**Stated goal**
Each line should be copied exactly.
** start of Given entries **
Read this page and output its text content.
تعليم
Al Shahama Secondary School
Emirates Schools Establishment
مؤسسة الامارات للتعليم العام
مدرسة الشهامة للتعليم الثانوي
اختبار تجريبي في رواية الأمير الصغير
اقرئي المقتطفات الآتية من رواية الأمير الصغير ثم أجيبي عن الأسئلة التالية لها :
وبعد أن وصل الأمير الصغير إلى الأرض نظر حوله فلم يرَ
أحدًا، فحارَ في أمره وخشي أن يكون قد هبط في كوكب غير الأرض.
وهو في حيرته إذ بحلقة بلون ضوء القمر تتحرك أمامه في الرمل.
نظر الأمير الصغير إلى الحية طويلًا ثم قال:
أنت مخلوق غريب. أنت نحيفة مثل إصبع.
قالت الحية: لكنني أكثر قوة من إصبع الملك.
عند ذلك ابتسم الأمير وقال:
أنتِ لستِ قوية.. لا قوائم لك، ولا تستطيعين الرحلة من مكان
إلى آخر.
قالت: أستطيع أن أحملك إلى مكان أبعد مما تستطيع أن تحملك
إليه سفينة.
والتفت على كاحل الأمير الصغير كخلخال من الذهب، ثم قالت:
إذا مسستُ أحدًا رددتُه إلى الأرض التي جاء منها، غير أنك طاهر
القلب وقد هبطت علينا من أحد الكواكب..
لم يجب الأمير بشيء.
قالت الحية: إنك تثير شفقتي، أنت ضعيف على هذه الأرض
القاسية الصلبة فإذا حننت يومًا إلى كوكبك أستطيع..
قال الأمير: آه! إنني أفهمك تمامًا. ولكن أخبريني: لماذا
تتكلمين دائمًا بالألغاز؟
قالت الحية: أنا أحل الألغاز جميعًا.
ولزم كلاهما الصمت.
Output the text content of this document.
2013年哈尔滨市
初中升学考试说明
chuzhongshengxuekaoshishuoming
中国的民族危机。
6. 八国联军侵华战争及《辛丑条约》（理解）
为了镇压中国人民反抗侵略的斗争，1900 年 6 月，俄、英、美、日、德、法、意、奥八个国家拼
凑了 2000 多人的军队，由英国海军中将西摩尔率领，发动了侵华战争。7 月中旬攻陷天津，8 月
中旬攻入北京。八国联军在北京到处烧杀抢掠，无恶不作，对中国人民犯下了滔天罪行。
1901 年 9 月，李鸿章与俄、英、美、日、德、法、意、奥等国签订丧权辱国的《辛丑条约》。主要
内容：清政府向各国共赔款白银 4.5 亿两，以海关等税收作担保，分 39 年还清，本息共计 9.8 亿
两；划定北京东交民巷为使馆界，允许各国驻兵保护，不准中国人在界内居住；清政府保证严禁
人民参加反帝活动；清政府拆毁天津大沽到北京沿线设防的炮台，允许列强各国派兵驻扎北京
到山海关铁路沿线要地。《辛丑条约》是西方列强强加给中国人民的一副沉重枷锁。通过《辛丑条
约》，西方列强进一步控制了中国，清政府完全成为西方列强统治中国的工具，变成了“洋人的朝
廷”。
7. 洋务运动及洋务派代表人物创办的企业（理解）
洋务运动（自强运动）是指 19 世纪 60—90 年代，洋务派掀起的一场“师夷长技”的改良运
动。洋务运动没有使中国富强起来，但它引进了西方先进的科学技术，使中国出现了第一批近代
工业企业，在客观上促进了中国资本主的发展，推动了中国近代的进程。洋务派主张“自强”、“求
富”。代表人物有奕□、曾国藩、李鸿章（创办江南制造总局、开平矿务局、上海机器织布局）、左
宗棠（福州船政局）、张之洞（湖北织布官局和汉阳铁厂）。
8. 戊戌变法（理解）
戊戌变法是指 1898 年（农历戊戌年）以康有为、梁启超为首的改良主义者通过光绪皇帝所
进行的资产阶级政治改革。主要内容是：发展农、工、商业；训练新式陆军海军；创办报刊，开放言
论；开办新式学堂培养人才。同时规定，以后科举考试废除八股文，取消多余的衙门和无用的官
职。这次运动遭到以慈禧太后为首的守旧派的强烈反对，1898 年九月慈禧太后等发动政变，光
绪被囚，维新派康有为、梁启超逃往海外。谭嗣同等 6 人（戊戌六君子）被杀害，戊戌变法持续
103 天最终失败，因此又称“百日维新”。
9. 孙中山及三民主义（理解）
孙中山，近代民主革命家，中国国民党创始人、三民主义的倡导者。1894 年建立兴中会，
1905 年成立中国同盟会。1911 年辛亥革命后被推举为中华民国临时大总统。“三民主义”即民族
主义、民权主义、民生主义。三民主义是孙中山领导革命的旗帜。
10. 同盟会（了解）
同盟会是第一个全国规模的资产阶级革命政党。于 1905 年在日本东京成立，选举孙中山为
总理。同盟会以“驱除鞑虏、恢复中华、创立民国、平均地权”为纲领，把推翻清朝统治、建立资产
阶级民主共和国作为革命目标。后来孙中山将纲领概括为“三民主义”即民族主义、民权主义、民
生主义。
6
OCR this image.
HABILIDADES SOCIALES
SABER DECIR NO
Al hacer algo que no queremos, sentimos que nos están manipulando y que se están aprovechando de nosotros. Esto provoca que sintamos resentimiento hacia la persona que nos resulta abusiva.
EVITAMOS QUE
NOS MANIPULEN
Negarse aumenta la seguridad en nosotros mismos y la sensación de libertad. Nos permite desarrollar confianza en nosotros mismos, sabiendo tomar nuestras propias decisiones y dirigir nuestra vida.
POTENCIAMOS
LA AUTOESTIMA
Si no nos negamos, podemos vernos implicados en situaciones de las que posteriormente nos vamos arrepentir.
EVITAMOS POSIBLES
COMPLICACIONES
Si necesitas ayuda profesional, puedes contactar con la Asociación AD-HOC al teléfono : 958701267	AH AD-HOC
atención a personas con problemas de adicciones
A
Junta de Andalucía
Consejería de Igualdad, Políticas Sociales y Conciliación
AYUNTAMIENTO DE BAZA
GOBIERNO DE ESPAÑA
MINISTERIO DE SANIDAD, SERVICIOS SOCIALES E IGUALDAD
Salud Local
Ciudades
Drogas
** end of Given entries **
**Finished answer**
Read this page and output its text content.
تعليم
Al Shahama Secondary School
Emirates Schools Establishment
مؤسسة الامارات للتعليم العام
مدرسة الشهامة للتعليم الثانوي
اختبار تجريبي في رواية الأمير الصغير
اقرئي المقتطفات الآتية من رواية الأمير الصغير ثم أجيبي عن الأسئلة التالية لها :
وبعد أن وصل الأمير الصغير إلى الأرض نظر حوله فلم يرَ
أحدًا، فحارَ في أمره وخشي أن يكون قد هبط في كوكب غير الأرض.
وهو في حيرته إذ بحلقة بلون ضوء القمر تتحرك أمامه في الرمل.
نظر الأمير الصغير إلى الحية طويلًا ثم قال:
أنت مخلوق غريب. أنت نحيفة مثل إصبع.
قالت الحية: لكنني أكثر قوة من إصبع الملك.
عند ذلك ابتسم الأمير وقال:
أنتِ لستِ قوية.. لا قوائم لك، ولا تستطيعين الرحلة من مكان
إلى آخر.
قالت: أستطيع أن أحملك إلى مكان أبعد مما تستطيع أن تحملك
إليه سفينة.
والتفت على كاحل الأمير الصغير كخلخال من الذهب، ثم قالت:
إذا مسستُ أحدًا رددتُه إلى الأرض التي جاء منها، غير أنك طاهر
القلب وقد هبطت علينا من أحد الكواكب..
لم يجب الأمير بشيء.
قالت الحية: إنك تثير شفقتي، أنت ضعيف على هذه الأرض
القاسية الصلبة فإذا حننت يومًا إلى كوكبك أستطيع..
قال الأمير: آه! إنني أفهمك تمامًا. ولكن أخبريني: لماذا
تتكلمين دائمًا بالألغاز؟
قالت الحية: أنا أحل الألغاز جميعًا.
ولزم كلاهما الصمت.
Output the text content of this document.
2013年哈尔滨市
初中升学考试说明
chuzhongshengxuekaoshishuoming
中国的民族危机。
6. 八国联军侵华战争及《辛丑条约》（理解）
为了镇压中国人民反抗侵略的斗争，1900 年 6 月，俄、英、美、日、德、法、意、奥八个国家拼
凑了 2000 多人的军队，由英国海军中将西摩尔率领，发动了侵华战争。7 月中旬攻陷天津，8 月
中旬攻入北京。八国联军在北京到处烧杀抢掠，无恶不作，对中国人民犯下了滔天罪行。
1901 年 9 月，李鸿章与俄、英、美、日、德、法、意、奥等国签订丧权辱国的《辛丑条约》。主要
内容：清政府向各国共赔款白银 4.5 亿两，以海关等税收作担保，分 39 年还清，本息共计 9.8 亿
两；划定北京东交民巷为使馆界，允许各国驻兵保护，不准中国人在界内居住；清政府保证严禁
人民参加反帝活动；清政府拆毁天津大沽到北京沿线设防的炮台，允许列强各国派兵驻扎北京
到山海关铁路沿线要地。《辛丑条约》是西方列强强加给中国人民的一副沉重枷锁。通过《辛丑条
约》，西方列强进一步控制了中国，清政府完全成为西方列强统治中国的工具，变成了“洋人的朝
廷”。
7. 洋务运动及洋务派代表人物创办的企业（理解）
洋务运动（自强运动）是指 19 世纪 60—90 年代，洋务派掀起的一场“师夷长技”的改良运
动。洋务运动没有使中国富强起来，但它引进了西方先进的科学技术，使中国出现了第一批近代
工业企业，在客观上促进了中国资本主的发展，推动了中国近代的进程。洋务派主张“自强”、“求
富”。代表人物有奕□、曾国藩、李鸿章（创办江南制造总局、开平矿务局、上海机器织布局）、左
宗棠（福州船政局）、张之洞（湖北织布官局和汉阳铁厂）。
8. 戊戌变法（理解）
戊戌变法是指 1898 年（农历戊戌年）以康有为、梁启超为首的改良主义者通过光绪皇帝所
进行的资产阶级政治改革。主要内容是：发展农、工、商业；训练新式陆军海军；创办报刊，开放言
论；开办新式学堂培养人才。同时规定，以后科举考试废除八股文，取消多余的衙门和无用的官
职。这次运动遭到以慈禧太后为首的守旧派的强烈反对，1898 年九月慈禧太后等发动政变，光
绪被囚，维新派康有为、梁启超逃往海外。谭嗣同等 6 人（戊戌六君子）被杀害，戊戌变法持续
103 天最终失败，因此又称“百日维新”。
9. 孙中山及三民主义（理解）
孙中山，近代民主革命家，中国国民党创始人、三民主义的倡导者。1894 年建立兴中会，
1905 年成立中国同盟会。1911 年辛亥革命后被推举为中华民国临时大总统。“三民主义”即民族
主义、民权主义、民生主义。三民主义是孙中山领导革命的旗帜。
10. 同盟会（了解）
同盟会是第一个全国规模的资产阶级革命政党。于 1905 年在日本东京成立，选举孙中山为
总理。同盟会以“驱除鞑虏、恢复中华、创立民国、平均地权”为纲领，把推翻清朝统治、建立资产
阶级民主共和国作为革命目标。后来孙中山将纲领概括为“三民主义”即民族主义、民权主义、民
生主义。
6
OCR this image.
HABILIDADES SOCIALES
SABER DECIR NO
Al hacer algo que no queremos, sentimos que nos están manipulando y que se están aprovechando de nosotros. Esto provoca que sintamos resentimiento hacia la persona que nos resulta abusiva.
EVITAMOS QUE
NOS MANIPULEN
Negarse aumenta la seguridad en nosotros mismos y la sensación de libertad. Nos permite desarrollar confianza en nosotros mismos, sabiendo tomar nuestras propias decisiones y dirigir nuestra vida.
POTENCIAMOS
LA AUTOESTIMA
Si no nos negamos, podemos vernos implicados en situaciones de las que posteriormente nos vamos arrepentir.
EVITAMOS POSIBLES
COMPLICACIONES
Si necesitas ayuda profesional, puedes contactar con la Asociación AD-HOC al teléfono : 958701267	AH AD-HOC
atención a personas con problemas de adicciones
A
Junta de Andalucía
Consejería de Igualdad, Políticas Sociales y Conciliación
AYUNTAMIENTO DE BAZA
GOBIERNO DE ESPAÑA
MINISTERIO DE SANIDAD, SERVICIOS SOCIALES E IGUALDAD
Salud Local
Ciudades
Drogas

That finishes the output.